Data records
———
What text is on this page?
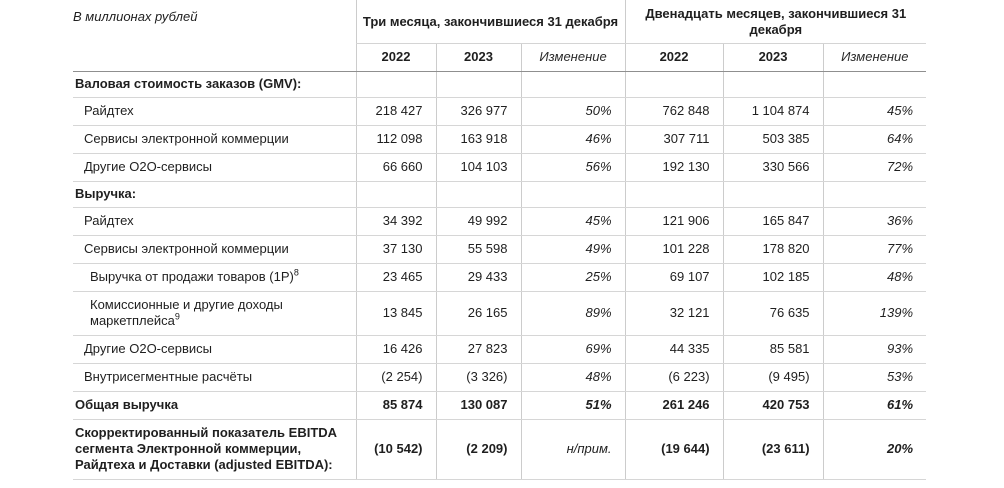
В миллионах рублей	Три месяца, закончившиеся 31 декабря			Двенадцать месяцев, закончившиеся 31 декабря		
	2022	2023	Изменение	2022	2023	Изменение
Валовая стоимость заказов (GMV):						
Райдтех	218 427	326 977	50%	762 848	1 104 874	45%
Сервисы электронной коммерции	112 098	163 918	46%	307 711	503 385	64%
Другие O2O-сервисы	66 660	104 103	56%	192 130	330 566	72%
Выручка:						
Райдтех	34 392	49 992	45%	121 906	165 847	36%
Сервисы электронной коммерции	37 130	55 598	49%	101 228	178 820	77%
Выручка от продажи товаров $(1P)^8$	23 465	29 433	25%	69 107	102 185	48%
Комиссионные и другие доходы маркетплейса$^9$	13 845	26 165	89%	32 121	76 635	139%
Другие O2O-сервисы	16 426	27 823	69%	44 335	85 581	93%
Внутрисегментные расчёты	(2 254)	(3 326)	48%	(6 223)	(9 495)	53%
Общая выручка	85 874	130 087	51%	261 246	420 753	61%
Скорректированный показатель EBITDA сегмента Электронной коммерции, Райдтеха и Доставки (adjusted EBITDA):	(10 542)	(2 209)	н/прим.	(19 644)	(23 611)	20%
———
To do:
Reproduce the material above verbatim; omit every picture.

Full output:
What text is on this page?
В миллионах рублей	Три месяца, закончившиеся 31 декабря			Двенадцать месяцев, закончившиеся 31 декабря		
	2022	2023	Изменение	2022	2023	Изменение
Валовая стоимость заказов (GMV):						
Райдтех	218 427	326 977	50%	762 848	1 104 874	45%
Сервисы электронной коммерции	112 098	163 918	46%	307 711	503 385	64%
Другие O2O-сервисы	66 660	104 103	56%	192 130	330 566	72%
Выручка:						
Райдтех	34 392	49 992	45%	121 906	165 847	36%
Сервисы электронной коммерции	37 130	55 598	49%	101 228	178 820	77%
Выручка от продажи товаров $(1P)^8$	23 465	29 433	25%	69 107	102 185	48%
Комиссионные и другие доходы маркетплейса$^9$	13 845	26 165	89%	32 121	76 635	139%
Другие O2O-сервисы	16 426	27 823	69%	44 335	85 581	93%
Внутрисегментные расчёты	(2 254)	(3 326)	48%	(6 223)	(9 495)	53%
Общая выручка	85 874	130 087	51%	261 246	420 753	61%
Скорректированный показатель EBITDA сегмента Электронной коммерции, Райдтеха и Доставки (adjusted EBITDA):	(10 542)	(2 209)	н/прим.	(19 644)	(23 611)	20%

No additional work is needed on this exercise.